DATA TO USE:
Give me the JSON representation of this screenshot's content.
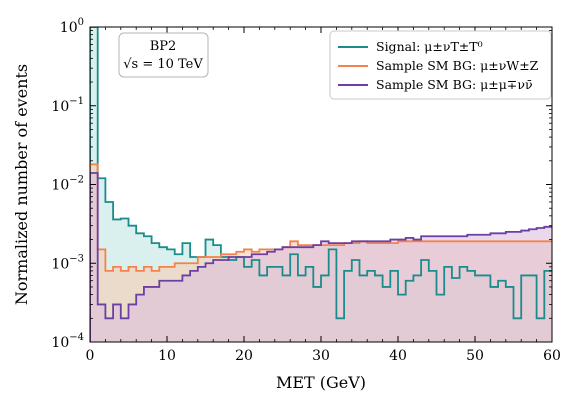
{
  "chart_data": {
    "type": "area",
    "step": true,
    "x_axis": {
      "label": "MET (GeV)",
      "range": [
        0,
        60
      ],
      "ticks": [
        0,
        10,
        20,
        30,
        40,
        50,
        60
      ]
    },
    "y_axis": {
      "label": "Normalized number of events",
      "scale": "log",
      "range": [
        0.0001,
        1
      ],
      "ticks": [
        {
          "value": 0.0001,
          "base": "10",
          "exp": "−4"
        },
        {
          "value": 0.001,
          "base": "10",
          "exp": "−3"
        },
        {
          "value": 0.01,
          "base": "10",
          "exp": "−2"
        },
        {
          "value": 0.1,
          "base": "10",
          "exp": "−1"
        },
        {
          "value": 1,
          "base": "10",
          "exp": "0"
        }
      ]
    },
    "bin_edges_start": 0,
    "bin_width": 1,
    "annotation": {
      "line1": "BP2",
      "line2": "√s = 10 TeV"
    },
    "legend": {
      "placement": "top-right"
    },
    "series": [
      {
        "name": "Signal: μ±νT±T⁰",
        "color": "#1a8c8c",
        "fill": "#bfe6e3",
        "values": [
          1.2,
          0.012,
          0.006,
          0.0036,
          0.0037,
          0.003,
          0.0024,
          0.0022,
          0.0018,
          0.0016,
          0.0015,
          0.0013,
          0.0018,
          0.0012,
          0.0012,
          0.002,
          0.0017,
          0.0012,
          0.0011,
          0.0012,
          0.0009,
          0.0011,
          0.0007,
          0.0009,
          0.0009,
          0.0007,
          0.0013,
          0.0007,
          0.0009,
          0.0005,
          0.0007,
          0.0015,
          0.0002,
          0.0008,
          0.0011,
          0.0007,
          0.0008,
          0.0007,
          0.0005,
          0.0008,
          0.0004,
          0.0006,
          0.0007,
          0.0011,
          0.0008,
          0.0004,
          0.0009,
          0.00065,
          0.0009,
          0.0008,
          0.0007,
          0.0007,
          0.0005,
          0.0006,
          0.0005,
          0.0002,
          0.0007,
          0.0007,
          0.0002,
          0.0008
        ]
      },
      {
        "name": "Sample SM BG: μ±νW±Z",
        "color": "#f4824a",
        "fill": "#f7cdb4",
        "values": [
          0.018,
          0.0015,
          0.0008,
          0.0009,
          0.0008,
          0.0009,
          0.0008,
          0.0009,
          0.0008,
          0.0009,
          0.0009,
          0.001,
          0.001,
          0.001,
          0.0012,
          0.0012,
          0.0012,
          0.0013,
          0.0013,
          0.0014,
          0.0015,
          0.0014,
          0.0015,
          0.0015,
          0.0015,
          0.0016,
          0.0019,
          0.0017,
          0.0017,
          0.0017,
          0.0017,
          0.0017,
          0.0017,
          0.0018,
          0.0018,
          0.0019,
          0.0018,
          0.0018,
          0.0018,
          0.0018,
          0.0019,
          0.0019,
          0.0019,
          0.0019,
          0.0019,
          0.0019,
          0.0019,
          0.0019,
          0.0019,
          0.0019,
          0.0019,
          0.0019,
          0.0019,
          0.0019,
          0.0019,
          0.0019,
          0.0019,
          0.0019,
          0.0019,
          0.0019
        ]
      },
      {
        "name": "Sample SM BG: μ±μ∓νν̄",
        "color": "#6b3fa3",
        "fill": "#dcc0dc",
        "values": [
          0.014,
          0.0003,
          0.0002,
          0.0003,
          0.0002,
          0.0003,
          0.0004,
          0.0005,
          0.0005,
          0.0006,
          0.0006,
          0.0006,
          0.0007,
          0.0008,
          0.0009,
          0.001,
          0.0011,
          0.0011,
          0.0012,
          0.0012,
          0.0012,
          0.0013,
          0.0013,
          0.0014,
          0.0015,
          0.0016,
          0.0016,
          0.0016,
          0.0016,
          0.0017,
          0.0019,
          0.0018,
          0.0018,
          0.0018,
          0.0019,
          0.0019,
          0.0019,
          0.0019,
          0.0019,
          0.002,
          0.002,
          0.0021,
          0.002,
          0.0022,
          0.0022,
          0.0022,
          0.0022,
          0.0022,
          0.0022,
          0.0023,
          0.0023,
          0.0023,
          0.0024,
          0.0024,
          0.0025,
          0.0025,
          0.0026,
          0.0027,
          0.0028,
          0.0029
        ]
      }
    ]
  }
}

REQUIRED WORK: Reproduce the material word for word. Any pictures should be left out of the copy.

IN RESPONSE:
Give me the JSON representation of this screenshot's content.
{
  "chart_data": {
    "type": "area",
    "step": true,
    "x_axis": {
      "label": "MET (GeV)",
      "range": [
        0,
        60
      ],
      "ticks": [
        0,
        10,
        20,
        30,
        40,
        50,
        60
      ]
    },
    "y_axis": {
      "label": "Normalized number of events",
      "scale": "log",
      "range": [
        0.0001,
        1
      ],
      "ticks": [
        {
          "value": 0.0001,
          "base": "10",
          "exp": "−4"
        },
        {
          "value": 0.001,
          "base": "10",
          "exp": "−3"
        },
        {
          "value": 0.01,
          "base": "10",
          "exp": "−2"
        },
        {
          "value": 0.1,
          "base": "10",
          "exp": "−1"
        },
        {
          "value": 1,
          "base": "10",
          "exp": "0"
        }
      ]
    },
    "bin_edges_start": 0,
    "bin_width": 1,
    "annotation": {
      "line1": "BP2",
      "line2": "√s = 10 TeV"
    },
    "legend": {
      "placement": "top-right"
    },
    "series": [
      {
        "name": "Signal: μ±νT±T⁰",
        "color": "#1a8c8c",
        "fill": "#bfe6e3",
        "values": [
          1.2,
          0.012,
          0.006,
          0.0036,
          0.0037,
          0.003,
          0.0024,
          0.0022,
          0.0018,
          0.0016,
          0.0015,
          0.0013,
          0.0018,
          0.0012,
          0.0012,
          0.002,
          0.0017,
          0.0012,
          0.0011,
          0.0012,
          0.0009,
          0.0011,
          0.0007,
          0.0009,
          0.0009,
          0.0007,
          0.0013,
          0.0007,
          0.0009,
          0.0005,
          0.0007,
          0.0015,
          0.0002,
          0.0008,
          0.0011,
          0.0007,
          0.0008,
          0.0007,
          0.0005,
          0.0008,
          0.0004,
          0.0006,
          0.0007,
          0.0011,
          0.0008,
          0.0004,
          0.0009,
          0.00065,
          0.0009,
          0.0008,
          0.0007,
          0.0007,
          0.0005,
          0.0006,
          0.0005,
          0.0002,
          0.0007,
          0.0007,
          0.0002,
          0.0008
        ]
      },
      {
        "name": "Sample SM BG: μ±νW±Z",
        "color": "#f4824a",
        "fill": "#f7cdb4",
        "values": [
          0.018,
          0.0015,
          0.0008,
          0.0009,
          0.0008,
          0.0009,
          0.0008,
          0.0009,
          0.0008,
          0.0009,
          0.0009,
          0.001,
          0.001,
          0.001,
          0.0012,
          0.0012,
          0.0012,
          0.0013,
          0.0013,
          0.0014,
          0.0015,
          0.0014,
          0.0015,
          0.0015,
          0.0015,
          0.0016,
          0.0019,
          0.0017,
          0.0017,
          0.0017,
          0.0017,
          0.0017,
          0.0017,
          0.0018,
          0.0018,
          0.0019,
          0.0018,
          0.0018,
          0.0018,
          0.0018,
          0.0019,
          0.0019,
          0.0019,
          0.0019,
          0.0019,
          0.0019,
          0.0019,
          0.0019,
          0.0019,
          0.0019,
          0.0019,
          0.0019,
          0.0019,
          0.0019,
          0.0019,
          0.0019,
          0.0019,
          0.0019,
          0.0019,
          0.0019
        ]
      },
      {
        "name": "Sample SM BG: μ±μ∓νν̄",
        "color": "#6b3fa3",
        "fill": "#dcc0dc",
        "values": [
          0.014,
          0.0003,
          0.0002,
          0.0003,
          0.0002,
          0.0003,
          0.0004,
          0.0005,
          0.0005,
          0.0006,
          0.0006,
          0.0006,
          0.0007,
          0.0008,
          0.0009,
          0.001,
          0.0011,
          0.0011,
          0.0012,
          0.0012,
          0.0012,
          0.0013,
          0.0013,
          0.0014,
          0.0015,
          0.0016,
          0.0016,
          0.0016,
          0.0016,
          0.0017,
          0.0019,
          0.0018,
          0.0018,
          0.0018,
          0.0019,
          0.0019,
          0.0019,
          0.0019,
          0.0019,
          0.002,
          0.002,
          0.0021,
          0.002,
          0.0022,
          0.0022,
          0.0022,
          0.0022,
          0.0022,
          0.0022,
          0.0023,
          0.0023,
          0.0023,
          0.0024,
          0.0024,
          0.0025,
          0.0025,
          0.0026,
          0.0027,
          0.0028,
          0.0029
        ]
      }
    ]
  }
}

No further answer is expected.